- Stated problem 1 -
Find every line in the records below that contains the string "chevron", and copy each of those lines in full. Case counts when matching.

- Passage shown -

>>

There are doubtless some conventional, predictable aspects to the televisual mise-en-scène and découpage of the scene. There is, first, a high level of shot repetition, or what film theorists call redundancy: ten separate camera positions (or set-ups), distributed over thirty-eight cuts. (When close analysts count shots as defined by discrete cuts, as they have long been trained to do, they almost always forget to attend to the plan of the set-ups, which is the first phase of the eventual, fully edited découpage; this range of positions from which a scene is covered is far more important, on the practical, decision-making level, to filmmakers themselves than the number of eventual cuts, which is always a highly variable factor.) Second, a tendency to over-use the slightly shaky, hand-held effect (in almost every set-up here) so beloved of TV drama – something that comes from the dual pressure of shooting quickly and wanting, at any cost, the ersatz realism of a ‘you are there’ aura. And third, a massive concentration of the all-inclusive, wide-scale master-shot, which here comes in two versions: a darkly lit variation at the very start and end, showing us Hank’s entrance and eventual exit; and the more traditional, well-lit three-shot showing us Skyler, Walt Jr. and the detective seated, conversing at the table.

Some analysts may also find conventional the way that the cuts are, by and large, geared to, or cued by, either mid-gesture overlaps (her hand passes a document/his hand receives it), or exchanges of glances. But here, we begin to enter a more fine-grain area, where variations and subtleties can be introduced – as they often are in the carefully and impressively directed/assembled episodes of Breaking Bad. And our example is a good one for this inquiry: the detail on Hank’s hand gesture is surely more than a simple, functional ‘cut on movement’.

One especially significant decision stands out in this scene: Hank does not sit at the table with the other three. He takes up his – quite deliberately awkward – standing/leaning position behind Skyler. Why? First, it’s his problem with the emotions of others that I have already discussed: an avoidance tactic. But it’s also, second, a power-ploy: by taking up this indirect stance, he is able to make significant eye-contact with the detective, an exchange that Skyler cannot see. Several major plots in Breaking Bad – especially all the tense events circulating around the mute, disabled figure of the (nonetheless) all-seeing and all-knowing Hector (Mark Margolis) – hinge on the issue of unseen looks and returned gazes.

<<

Element box annotations
>>

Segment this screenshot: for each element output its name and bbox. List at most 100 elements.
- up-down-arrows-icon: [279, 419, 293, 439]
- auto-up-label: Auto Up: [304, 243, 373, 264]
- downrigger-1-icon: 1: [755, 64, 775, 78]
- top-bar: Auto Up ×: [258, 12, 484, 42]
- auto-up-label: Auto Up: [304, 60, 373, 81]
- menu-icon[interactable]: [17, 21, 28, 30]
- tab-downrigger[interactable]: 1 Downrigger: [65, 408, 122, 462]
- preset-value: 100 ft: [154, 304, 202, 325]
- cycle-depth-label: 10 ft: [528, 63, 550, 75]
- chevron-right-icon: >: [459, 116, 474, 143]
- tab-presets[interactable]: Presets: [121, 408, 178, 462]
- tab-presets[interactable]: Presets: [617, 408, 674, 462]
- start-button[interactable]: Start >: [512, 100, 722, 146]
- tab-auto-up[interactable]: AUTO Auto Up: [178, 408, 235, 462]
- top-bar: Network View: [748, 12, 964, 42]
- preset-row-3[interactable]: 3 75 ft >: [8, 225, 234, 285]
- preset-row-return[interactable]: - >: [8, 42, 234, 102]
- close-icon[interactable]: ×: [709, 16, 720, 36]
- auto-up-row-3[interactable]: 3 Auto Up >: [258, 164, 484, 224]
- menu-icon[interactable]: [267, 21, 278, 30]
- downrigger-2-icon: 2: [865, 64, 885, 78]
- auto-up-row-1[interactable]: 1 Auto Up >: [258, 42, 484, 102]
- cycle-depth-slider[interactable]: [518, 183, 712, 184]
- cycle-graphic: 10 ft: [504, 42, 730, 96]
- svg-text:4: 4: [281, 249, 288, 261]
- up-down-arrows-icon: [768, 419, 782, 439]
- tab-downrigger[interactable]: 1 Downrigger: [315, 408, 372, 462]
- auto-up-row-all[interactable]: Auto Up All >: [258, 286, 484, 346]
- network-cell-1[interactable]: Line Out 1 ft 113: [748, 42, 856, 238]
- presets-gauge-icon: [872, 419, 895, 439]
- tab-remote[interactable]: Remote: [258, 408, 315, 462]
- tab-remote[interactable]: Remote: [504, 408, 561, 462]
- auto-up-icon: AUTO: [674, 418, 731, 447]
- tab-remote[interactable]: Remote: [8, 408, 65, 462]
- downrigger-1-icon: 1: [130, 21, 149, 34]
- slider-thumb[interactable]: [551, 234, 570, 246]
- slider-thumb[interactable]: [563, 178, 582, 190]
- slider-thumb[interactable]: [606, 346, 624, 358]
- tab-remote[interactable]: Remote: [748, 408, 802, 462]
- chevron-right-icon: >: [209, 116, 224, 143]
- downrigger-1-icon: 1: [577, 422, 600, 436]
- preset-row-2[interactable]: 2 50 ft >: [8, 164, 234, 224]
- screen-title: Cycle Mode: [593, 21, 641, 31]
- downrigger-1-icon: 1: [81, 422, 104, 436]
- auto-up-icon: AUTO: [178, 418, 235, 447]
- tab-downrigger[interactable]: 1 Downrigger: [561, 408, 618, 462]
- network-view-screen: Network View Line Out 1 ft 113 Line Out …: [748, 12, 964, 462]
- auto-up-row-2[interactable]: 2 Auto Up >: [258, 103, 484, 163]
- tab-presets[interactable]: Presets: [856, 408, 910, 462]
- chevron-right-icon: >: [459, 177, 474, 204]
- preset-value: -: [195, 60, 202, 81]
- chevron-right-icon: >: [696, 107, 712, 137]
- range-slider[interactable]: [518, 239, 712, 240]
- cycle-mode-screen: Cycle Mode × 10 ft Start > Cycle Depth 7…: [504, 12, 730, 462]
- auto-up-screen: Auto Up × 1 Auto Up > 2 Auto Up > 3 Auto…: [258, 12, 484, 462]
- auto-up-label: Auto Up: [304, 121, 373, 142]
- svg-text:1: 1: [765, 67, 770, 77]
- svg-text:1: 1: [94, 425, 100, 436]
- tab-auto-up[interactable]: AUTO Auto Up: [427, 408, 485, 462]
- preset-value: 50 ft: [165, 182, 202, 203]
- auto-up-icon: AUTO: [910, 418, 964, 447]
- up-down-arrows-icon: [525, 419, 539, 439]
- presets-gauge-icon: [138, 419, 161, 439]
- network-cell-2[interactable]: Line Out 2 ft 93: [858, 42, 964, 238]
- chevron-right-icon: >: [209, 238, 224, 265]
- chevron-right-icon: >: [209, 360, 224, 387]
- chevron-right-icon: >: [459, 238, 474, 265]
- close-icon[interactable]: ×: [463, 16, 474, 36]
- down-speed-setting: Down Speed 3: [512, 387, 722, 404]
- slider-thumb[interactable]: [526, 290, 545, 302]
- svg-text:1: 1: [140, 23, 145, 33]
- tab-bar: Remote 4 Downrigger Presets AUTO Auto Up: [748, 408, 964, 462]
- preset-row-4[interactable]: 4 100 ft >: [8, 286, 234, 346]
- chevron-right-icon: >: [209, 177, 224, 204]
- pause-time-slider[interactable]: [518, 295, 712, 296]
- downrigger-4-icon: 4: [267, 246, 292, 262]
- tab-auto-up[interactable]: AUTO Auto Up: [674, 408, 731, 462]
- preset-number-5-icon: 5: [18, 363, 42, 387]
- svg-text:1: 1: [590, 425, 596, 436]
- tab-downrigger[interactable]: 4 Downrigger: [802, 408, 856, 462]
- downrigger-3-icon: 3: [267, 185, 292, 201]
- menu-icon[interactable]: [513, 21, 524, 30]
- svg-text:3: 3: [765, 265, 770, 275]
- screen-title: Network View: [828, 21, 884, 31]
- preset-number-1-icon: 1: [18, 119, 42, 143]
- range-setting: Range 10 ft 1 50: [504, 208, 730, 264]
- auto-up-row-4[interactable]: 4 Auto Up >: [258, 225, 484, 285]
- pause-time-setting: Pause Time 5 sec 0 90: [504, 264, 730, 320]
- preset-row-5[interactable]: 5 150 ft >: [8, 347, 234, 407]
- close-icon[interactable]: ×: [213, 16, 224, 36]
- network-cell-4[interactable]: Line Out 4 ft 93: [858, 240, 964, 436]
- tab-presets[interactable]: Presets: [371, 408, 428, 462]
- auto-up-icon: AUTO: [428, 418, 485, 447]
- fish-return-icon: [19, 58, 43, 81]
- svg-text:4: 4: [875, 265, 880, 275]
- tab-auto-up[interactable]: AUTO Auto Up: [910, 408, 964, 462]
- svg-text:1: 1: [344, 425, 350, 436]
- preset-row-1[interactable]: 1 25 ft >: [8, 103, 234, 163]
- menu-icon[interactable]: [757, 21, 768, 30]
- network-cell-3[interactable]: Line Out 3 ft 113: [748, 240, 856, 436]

<<

- Stated problem 2 -
Take the passage above on the Breaking Bad scene further, continuing from its last sentence.

- Written reply 1 -
- chevron-right-icon: >: [459, 116, 474, 143]
- chevron-right-icon: >: [209, 116, 224, 143]
- chevron-right-icon: >: [459, 177, 474, 204]
- chevron-right-icon: >: [696, 107, 712, 137]
- chevron-right-icon: >: [209, 238, 224, 265]
- chevron-right-icon: >: [209, 360, 224, 387]
- chevron-right-icon: >: [459, 238, 474, 265]
- chevron-right-icon: >: [209, 177, 224, 204]

- Written reply 2 -
Figure 13, Charles Haid, Breaking Bad (2009) Season 2, Grilled

Figure 13, Charles Haid, Breaking Bad (2009) Season 2, Grilled

Figure 14, Charles Haid, Breaking Bad (2009) Season 2, Grilled

Figure 14, Charles Haid, Breaking Bad (2009) Season 2, Grilled

Two final things. Frequently, when I offer the public demonstration of an analysis like this one, I am asked whether I am perhaps ‘reading too much in’ to the scene, over-interpreting it – seeing things that the makers them-selves would never have thought of planting in the design of their work. Chance and coincidence play a big role in filmmaking (so the objection goes), and not all of this kind of stuff is systematically, consciously previewed or conceptualised. This may sometimes be so. However, I prefer to put my faith in the power of artistic intuition – always more powerful and far-reaching than prefigured plans – and then on the capacity for seizing upon and working through the material that has been gathered, making it into a satisfying, coherent whole (“shaping a whole piece of entertainment”, as Nicholas Ray used to say).

Was it the episode Editor, Skip MacDonald, who seized upon the full significance of Hank’s hand detail, as covered (twice) in the set-ups, choosing to underline it with a cut? We’ll likely never know, but the important thing is: it’s there.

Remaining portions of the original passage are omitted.